(A block of data)
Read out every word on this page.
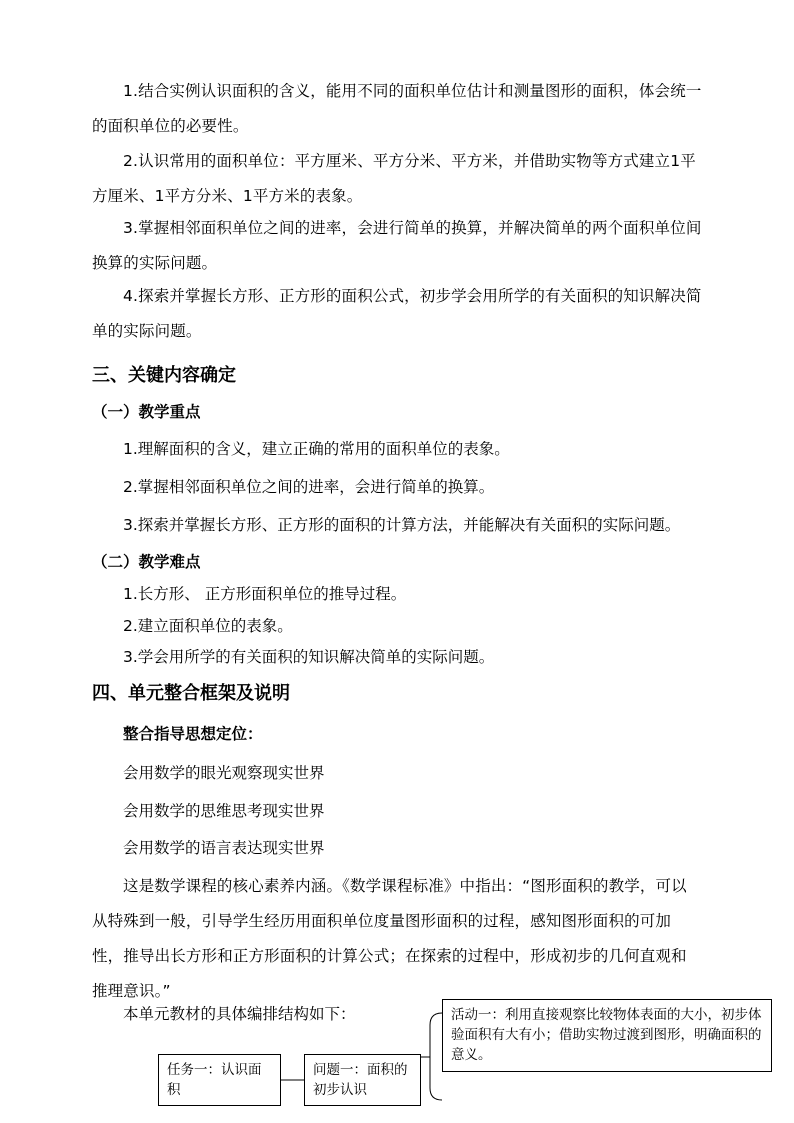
1.结合实例认识面积的含义，能用不同的面积单位估计和测量图形的面积，体会统一的面积单位的必要性。

2.认识常用的面积单位：平方厘米、平方分米、平方米，并借助实物等方式建立1平方厘米、1平方分米、1平方米的表象。

3.掌握相邻面积单位之间的进率，会进行简单的换算，并解决简单的两个面积单位间换算的实际问题。

4.探索并掌握长方形、正方形的面积公式，初步学会用所学的有关面积的知识解决简单的实际问题。

三、关键内容确定
（一）教学重点

1.理解面积的含义，建立正确的常用的面积单位的表象。

2.掌握相邻面积单位之间的进率，会进行简单的换算。

3.探索并掌握长方形、正方形的面积的计算方法，并能解决有关面积的实际问题。

（二）教学难点

1.长方形、 正方形面积单位的推导过程。

2.建立面积单位的表象。

3.学会用所学的有关面积的知识解决简单的实际问题。

四、单元整合框架及说明
整合指导思想定位：

会用数学的眼光观察现实世界

会用数学的思维思考现实世界

会用数学的语言表达现实世界

这是数学课程的核心素养内涵。《数学课程标准》中指出：“图形面积的教学，可以从特殊到一般，引导学生经历用面积单位度量图形面积的过程，感知图形面积的可加性，推导出长方形和正方形面积的计算公式；在探索的过程中，形成初步的几何直观和推理意识。”

本单元教材的具体编排结构如下：

任务一：认识面积
问题一：面积的初步认识
活动一：利用直接观察比较物体表面的大小，初步体验面积有大有小；借助实物过渡到图形，明确面积的意义。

Written task |
Find how many lines in the records contain the string "探索并掌握长方形", then give the number alone.

Task result |
2